Listed records
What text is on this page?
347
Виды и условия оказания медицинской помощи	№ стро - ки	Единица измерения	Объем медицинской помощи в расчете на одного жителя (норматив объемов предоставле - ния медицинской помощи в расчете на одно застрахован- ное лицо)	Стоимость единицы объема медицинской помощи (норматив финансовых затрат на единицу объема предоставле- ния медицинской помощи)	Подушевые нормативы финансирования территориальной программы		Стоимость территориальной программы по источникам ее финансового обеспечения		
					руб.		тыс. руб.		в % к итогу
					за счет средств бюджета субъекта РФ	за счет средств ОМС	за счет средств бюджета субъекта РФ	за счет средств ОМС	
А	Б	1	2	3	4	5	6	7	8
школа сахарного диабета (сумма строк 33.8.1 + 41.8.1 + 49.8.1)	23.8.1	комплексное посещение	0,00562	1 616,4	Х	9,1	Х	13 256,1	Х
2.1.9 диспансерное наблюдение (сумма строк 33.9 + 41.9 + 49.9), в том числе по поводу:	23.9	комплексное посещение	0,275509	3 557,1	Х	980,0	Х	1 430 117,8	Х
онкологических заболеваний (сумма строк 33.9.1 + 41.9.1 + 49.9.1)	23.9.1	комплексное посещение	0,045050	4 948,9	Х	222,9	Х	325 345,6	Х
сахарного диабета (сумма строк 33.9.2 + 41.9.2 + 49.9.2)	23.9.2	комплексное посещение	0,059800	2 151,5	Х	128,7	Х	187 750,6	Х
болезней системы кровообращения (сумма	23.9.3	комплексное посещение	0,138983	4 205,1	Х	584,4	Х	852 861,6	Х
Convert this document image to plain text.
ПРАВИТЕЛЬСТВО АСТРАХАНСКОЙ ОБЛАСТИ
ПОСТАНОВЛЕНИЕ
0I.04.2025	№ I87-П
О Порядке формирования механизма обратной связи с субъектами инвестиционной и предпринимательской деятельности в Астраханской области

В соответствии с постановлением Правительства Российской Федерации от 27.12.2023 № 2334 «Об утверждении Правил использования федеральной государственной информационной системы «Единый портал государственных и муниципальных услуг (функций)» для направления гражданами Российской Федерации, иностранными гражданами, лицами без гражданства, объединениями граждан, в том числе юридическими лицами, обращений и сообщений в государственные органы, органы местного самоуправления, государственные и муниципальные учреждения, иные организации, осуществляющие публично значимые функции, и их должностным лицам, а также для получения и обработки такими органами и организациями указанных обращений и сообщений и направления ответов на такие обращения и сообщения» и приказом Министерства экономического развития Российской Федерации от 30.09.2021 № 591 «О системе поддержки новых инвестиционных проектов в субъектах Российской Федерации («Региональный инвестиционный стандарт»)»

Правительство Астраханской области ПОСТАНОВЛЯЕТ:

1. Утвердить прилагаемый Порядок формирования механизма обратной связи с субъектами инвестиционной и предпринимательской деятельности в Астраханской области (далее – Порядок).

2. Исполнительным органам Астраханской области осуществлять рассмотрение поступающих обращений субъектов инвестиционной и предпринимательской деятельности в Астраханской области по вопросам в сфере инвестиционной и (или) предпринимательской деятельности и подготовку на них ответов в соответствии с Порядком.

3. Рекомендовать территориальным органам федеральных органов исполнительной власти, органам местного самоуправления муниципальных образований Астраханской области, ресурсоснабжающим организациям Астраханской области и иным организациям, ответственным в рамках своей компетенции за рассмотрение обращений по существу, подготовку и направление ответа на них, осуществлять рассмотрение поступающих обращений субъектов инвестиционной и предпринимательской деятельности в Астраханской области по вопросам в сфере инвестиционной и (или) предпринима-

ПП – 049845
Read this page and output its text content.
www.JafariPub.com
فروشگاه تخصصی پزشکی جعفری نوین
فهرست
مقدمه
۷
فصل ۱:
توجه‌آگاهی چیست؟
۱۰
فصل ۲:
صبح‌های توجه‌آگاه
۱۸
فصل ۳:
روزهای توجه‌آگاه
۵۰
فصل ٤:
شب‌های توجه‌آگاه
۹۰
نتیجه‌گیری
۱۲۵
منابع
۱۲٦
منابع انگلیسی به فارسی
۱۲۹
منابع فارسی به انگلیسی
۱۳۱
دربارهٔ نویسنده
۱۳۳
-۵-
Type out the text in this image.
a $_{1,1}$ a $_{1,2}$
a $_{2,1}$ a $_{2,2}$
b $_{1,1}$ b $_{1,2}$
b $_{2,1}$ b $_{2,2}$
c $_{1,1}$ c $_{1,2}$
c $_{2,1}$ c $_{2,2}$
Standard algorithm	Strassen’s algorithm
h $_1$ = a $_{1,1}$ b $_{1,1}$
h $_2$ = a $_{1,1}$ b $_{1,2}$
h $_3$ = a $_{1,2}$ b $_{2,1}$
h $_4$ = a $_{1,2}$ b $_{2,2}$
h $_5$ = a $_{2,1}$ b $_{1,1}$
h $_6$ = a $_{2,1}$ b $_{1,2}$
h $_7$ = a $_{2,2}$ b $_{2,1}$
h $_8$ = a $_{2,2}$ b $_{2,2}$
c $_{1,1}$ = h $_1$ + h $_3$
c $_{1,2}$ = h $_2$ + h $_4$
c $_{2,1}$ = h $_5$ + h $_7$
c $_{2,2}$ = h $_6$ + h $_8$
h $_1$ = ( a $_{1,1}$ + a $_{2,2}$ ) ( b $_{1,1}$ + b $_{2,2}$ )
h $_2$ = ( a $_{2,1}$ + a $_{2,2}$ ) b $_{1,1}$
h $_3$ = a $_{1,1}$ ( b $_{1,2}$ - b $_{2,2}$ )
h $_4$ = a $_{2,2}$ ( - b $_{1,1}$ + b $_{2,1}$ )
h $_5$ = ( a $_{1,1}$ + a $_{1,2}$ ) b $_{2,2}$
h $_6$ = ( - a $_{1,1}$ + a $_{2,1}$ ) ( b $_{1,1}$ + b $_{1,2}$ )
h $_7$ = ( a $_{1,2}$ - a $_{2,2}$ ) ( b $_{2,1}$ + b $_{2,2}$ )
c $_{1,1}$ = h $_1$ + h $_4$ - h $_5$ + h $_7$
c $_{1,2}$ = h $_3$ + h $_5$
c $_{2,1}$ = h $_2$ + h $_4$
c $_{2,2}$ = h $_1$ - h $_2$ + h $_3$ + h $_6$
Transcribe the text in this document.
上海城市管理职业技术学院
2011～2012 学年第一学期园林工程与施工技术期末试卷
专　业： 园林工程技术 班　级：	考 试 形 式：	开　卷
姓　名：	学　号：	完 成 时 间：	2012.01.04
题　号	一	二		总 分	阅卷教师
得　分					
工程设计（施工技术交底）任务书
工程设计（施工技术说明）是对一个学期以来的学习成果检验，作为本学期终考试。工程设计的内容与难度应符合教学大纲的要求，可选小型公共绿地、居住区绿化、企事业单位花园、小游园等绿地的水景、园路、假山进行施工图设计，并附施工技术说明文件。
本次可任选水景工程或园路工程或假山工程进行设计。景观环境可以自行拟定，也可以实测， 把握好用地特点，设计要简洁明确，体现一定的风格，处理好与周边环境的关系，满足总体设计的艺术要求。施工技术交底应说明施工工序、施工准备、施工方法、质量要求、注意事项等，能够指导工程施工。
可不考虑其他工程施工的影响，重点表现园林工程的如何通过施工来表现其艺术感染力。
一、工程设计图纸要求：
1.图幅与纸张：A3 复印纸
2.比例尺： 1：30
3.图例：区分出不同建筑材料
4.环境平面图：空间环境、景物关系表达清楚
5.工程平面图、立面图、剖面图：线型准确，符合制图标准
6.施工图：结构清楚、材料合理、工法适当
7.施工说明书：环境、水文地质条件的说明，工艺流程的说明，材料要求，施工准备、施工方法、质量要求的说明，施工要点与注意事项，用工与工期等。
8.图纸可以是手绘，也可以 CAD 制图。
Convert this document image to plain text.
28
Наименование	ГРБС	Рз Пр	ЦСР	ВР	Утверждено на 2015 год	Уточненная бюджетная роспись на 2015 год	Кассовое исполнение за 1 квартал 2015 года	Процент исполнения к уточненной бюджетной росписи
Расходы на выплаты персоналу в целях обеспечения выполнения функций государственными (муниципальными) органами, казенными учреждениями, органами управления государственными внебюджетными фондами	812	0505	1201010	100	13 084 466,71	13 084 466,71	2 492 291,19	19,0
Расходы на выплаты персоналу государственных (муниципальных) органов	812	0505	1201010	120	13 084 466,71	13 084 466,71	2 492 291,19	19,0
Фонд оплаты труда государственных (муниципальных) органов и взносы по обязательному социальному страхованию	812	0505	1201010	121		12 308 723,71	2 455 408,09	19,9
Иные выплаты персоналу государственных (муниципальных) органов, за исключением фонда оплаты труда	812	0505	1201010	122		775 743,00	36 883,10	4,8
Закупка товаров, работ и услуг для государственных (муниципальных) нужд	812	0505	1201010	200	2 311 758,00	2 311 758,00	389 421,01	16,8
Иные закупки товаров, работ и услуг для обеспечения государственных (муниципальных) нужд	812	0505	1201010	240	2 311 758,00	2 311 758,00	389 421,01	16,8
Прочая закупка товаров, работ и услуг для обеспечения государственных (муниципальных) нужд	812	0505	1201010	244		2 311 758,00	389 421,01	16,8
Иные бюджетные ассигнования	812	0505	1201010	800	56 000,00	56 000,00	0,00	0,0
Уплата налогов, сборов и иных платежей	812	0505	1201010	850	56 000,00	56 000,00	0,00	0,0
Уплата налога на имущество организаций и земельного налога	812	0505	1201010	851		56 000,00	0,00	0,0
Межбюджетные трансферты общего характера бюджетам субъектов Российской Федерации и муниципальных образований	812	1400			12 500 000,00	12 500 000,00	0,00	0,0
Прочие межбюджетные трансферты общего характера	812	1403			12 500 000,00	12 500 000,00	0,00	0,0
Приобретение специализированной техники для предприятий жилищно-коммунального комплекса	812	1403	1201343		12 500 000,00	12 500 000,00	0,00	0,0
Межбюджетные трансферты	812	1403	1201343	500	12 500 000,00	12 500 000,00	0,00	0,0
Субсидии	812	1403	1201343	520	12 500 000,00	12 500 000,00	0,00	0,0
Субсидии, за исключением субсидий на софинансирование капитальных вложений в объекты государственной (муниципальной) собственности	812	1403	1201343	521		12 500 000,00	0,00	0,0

What you are asked to do
How many lines of these entries contain the string "комплексное"? Reply with the number alone.

Complete response
5